Exercise description |
Whenever a line contains the string "title", copy it out of the entries.

(Figure content listings)
★ ★ ★ ★ ★ ★ ★

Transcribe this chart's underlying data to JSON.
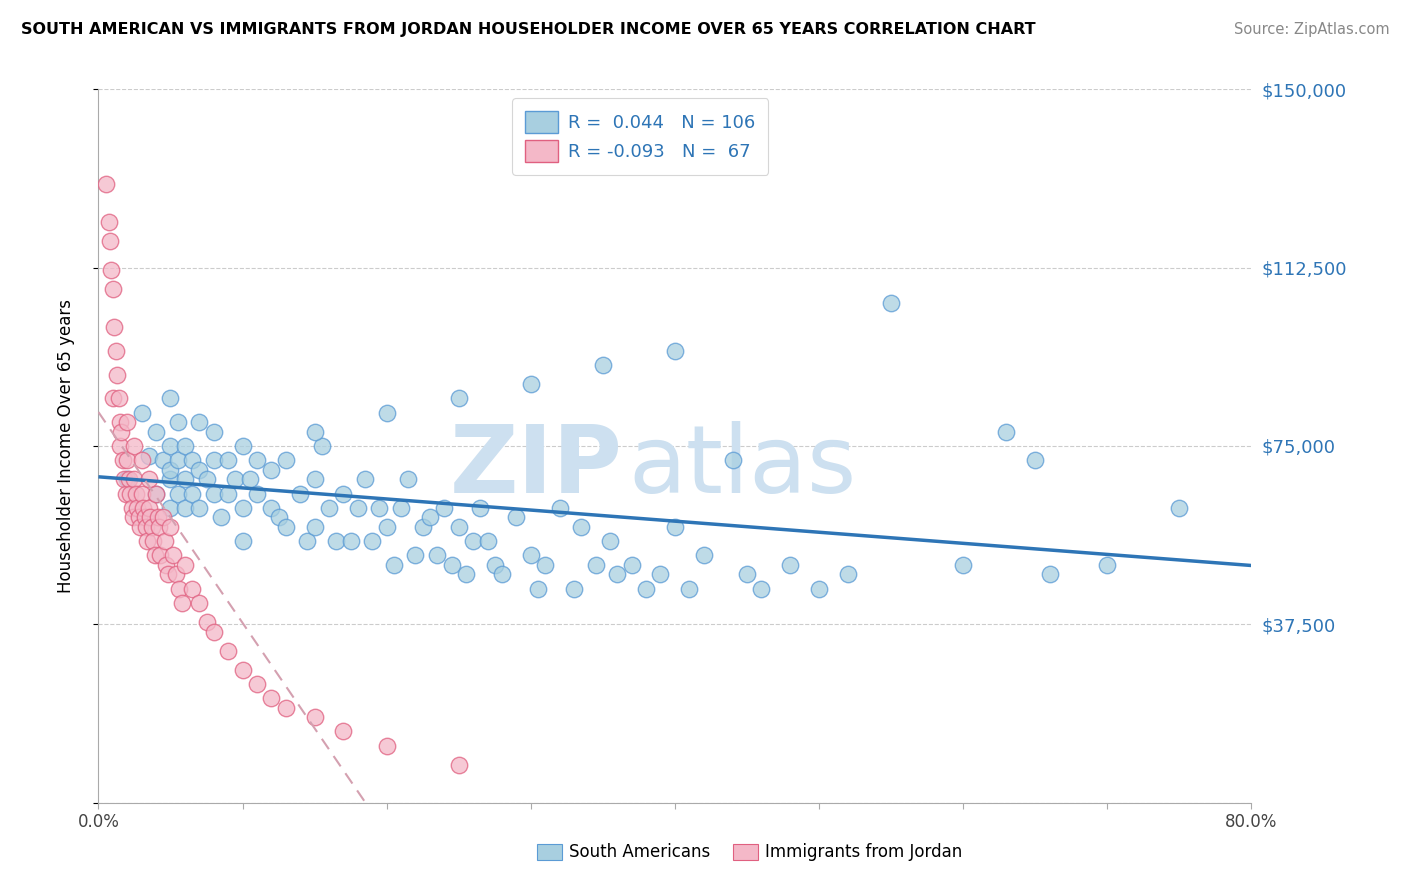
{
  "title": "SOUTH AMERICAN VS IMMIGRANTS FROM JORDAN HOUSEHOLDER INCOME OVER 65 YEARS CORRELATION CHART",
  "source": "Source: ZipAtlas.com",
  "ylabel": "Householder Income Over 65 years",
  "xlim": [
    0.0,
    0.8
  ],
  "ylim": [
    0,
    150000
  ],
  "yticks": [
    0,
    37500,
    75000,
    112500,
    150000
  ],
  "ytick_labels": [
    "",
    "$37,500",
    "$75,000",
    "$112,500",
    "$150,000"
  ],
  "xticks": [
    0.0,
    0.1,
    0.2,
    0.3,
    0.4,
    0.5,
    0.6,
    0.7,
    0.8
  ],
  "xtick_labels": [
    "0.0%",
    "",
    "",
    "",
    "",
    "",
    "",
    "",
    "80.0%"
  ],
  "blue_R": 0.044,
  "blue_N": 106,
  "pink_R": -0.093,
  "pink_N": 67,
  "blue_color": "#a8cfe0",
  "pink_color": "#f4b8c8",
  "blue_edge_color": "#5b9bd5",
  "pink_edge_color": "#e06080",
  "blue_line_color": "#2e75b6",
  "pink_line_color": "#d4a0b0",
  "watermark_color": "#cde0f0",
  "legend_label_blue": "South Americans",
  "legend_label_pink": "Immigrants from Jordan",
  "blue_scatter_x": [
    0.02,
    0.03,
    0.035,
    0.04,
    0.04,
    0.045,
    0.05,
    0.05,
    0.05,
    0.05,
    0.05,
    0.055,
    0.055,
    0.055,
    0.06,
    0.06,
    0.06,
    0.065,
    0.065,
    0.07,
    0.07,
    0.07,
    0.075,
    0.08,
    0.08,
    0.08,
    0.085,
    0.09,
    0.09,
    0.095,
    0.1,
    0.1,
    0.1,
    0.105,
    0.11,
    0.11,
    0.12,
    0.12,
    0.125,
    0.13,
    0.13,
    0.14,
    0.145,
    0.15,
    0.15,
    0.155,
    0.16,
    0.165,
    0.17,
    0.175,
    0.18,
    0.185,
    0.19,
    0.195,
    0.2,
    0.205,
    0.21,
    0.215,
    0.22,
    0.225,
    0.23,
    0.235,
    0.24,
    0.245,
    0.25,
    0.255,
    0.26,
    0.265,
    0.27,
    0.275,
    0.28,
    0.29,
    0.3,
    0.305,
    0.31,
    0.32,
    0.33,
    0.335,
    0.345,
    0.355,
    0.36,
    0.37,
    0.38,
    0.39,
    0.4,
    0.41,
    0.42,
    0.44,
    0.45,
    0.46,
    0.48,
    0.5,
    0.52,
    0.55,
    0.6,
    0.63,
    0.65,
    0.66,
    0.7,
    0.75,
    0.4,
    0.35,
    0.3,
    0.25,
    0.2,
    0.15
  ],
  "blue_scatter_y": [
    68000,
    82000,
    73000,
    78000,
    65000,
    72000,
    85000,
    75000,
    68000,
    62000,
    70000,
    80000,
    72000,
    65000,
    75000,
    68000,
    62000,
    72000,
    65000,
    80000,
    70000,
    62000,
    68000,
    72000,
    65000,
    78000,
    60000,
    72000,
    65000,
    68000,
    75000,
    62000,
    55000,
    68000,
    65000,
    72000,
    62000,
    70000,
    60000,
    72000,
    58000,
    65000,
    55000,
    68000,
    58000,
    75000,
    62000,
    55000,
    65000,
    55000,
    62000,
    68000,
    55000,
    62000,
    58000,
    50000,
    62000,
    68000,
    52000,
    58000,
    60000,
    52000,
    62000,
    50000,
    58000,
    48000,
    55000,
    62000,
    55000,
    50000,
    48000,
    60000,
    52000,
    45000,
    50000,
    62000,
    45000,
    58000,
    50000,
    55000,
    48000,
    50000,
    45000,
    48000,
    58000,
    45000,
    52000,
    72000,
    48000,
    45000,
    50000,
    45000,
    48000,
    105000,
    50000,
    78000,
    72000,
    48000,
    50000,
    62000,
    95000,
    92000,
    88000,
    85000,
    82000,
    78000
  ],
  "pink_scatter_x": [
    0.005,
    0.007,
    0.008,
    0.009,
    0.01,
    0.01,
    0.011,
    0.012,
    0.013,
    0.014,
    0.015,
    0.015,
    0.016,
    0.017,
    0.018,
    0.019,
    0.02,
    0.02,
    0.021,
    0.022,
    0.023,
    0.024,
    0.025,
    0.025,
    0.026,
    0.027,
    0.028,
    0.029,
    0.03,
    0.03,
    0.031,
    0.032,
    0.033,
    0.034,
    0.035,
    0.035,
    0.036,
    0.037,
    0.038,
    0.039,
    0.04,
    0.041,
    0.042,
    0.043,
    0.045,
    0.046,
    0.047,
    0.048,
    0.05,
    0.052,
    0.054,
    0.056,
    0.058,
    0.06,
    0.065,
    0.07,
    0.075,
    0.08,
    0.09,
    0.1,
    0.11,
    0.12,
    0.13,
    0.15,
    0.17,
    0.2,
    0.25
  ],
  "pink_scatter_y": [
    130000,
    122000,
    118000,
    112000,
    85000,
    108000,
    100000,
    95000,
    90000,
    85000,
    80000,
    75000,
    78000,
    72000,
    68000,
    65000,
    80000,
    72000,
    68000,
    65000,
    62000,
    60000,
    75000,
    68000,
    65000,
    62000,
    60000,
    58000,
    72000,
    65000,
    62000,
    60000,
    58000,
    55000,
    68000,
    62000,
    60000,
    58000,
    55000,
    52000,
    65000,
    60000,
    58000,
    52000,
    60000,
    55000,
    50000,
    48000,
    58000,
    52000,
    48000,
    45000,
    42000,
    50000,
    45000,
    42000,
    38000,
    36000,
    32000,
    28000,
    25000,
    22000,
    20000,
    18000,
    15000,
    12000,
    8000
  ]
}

★ ★ ★ ★ ★ ★ ★

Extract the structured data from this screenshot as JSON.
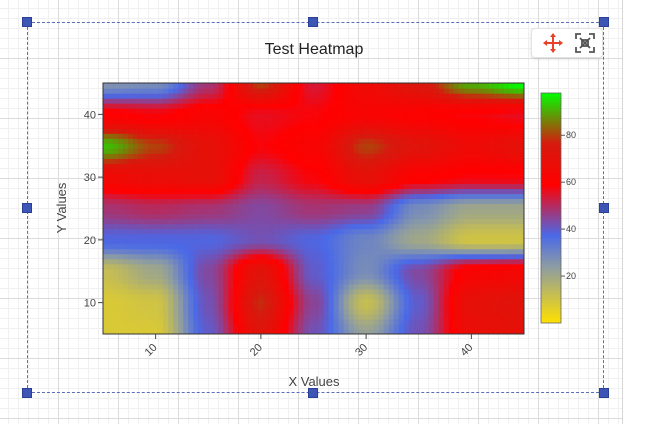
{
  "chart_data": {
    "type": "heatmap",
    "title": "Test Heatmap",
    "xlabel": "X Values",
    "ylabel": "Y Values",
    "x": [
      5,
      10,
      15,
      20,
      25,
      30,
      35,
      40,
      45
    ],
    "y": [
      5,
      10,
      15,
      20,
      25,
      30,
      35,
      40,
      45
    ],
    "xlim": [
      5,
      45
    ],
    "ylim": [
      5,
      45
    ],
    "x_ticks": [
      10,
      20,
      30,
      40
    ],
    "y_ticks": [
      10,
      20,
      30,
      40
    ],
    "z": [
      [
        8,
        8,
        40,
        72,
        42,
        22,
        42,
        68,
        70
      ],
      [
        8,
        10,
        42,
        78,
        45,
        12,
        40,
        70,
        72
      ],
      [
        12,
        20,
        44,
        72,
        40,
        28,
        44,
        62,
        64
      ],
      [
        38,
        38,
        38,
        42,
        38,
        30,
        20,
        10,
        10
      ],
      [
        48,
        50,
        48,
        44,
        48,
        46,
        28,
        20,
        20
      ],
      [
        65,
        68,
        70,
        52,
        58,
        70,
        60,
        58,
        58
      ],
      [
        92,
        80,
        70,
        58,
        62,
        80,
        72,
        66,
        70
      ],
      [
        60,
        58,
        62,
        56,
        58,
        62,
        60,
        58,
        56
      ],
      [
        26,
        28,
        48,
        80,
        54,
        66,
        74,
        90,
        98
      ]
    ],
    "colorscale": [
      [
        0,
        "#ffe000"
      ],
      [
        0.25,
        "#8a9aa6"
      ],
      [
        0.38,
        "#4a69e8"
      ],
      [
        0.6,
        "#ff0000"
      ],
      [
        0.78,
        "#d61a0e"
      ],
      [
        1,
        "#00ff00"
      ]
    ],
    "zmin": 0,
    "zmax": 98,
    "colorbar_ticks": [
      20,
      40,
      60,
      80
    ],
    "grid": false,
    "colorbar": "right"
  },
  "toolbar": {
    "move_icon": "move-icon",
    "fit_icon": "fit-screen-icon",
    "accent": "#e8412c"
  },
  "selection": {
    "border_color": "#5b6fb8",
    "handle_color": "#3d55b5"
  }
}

★ ★ ★ ★ ★ ★ ★

Result of this exercise |
  "title": "SOUTH AMERICAN VS IMMIGRANTS FROM JORDAN HOUSEHOLDER INCOME OVER 65 YEARS CORRELATION CHART",
    "title": "Test Heatmap",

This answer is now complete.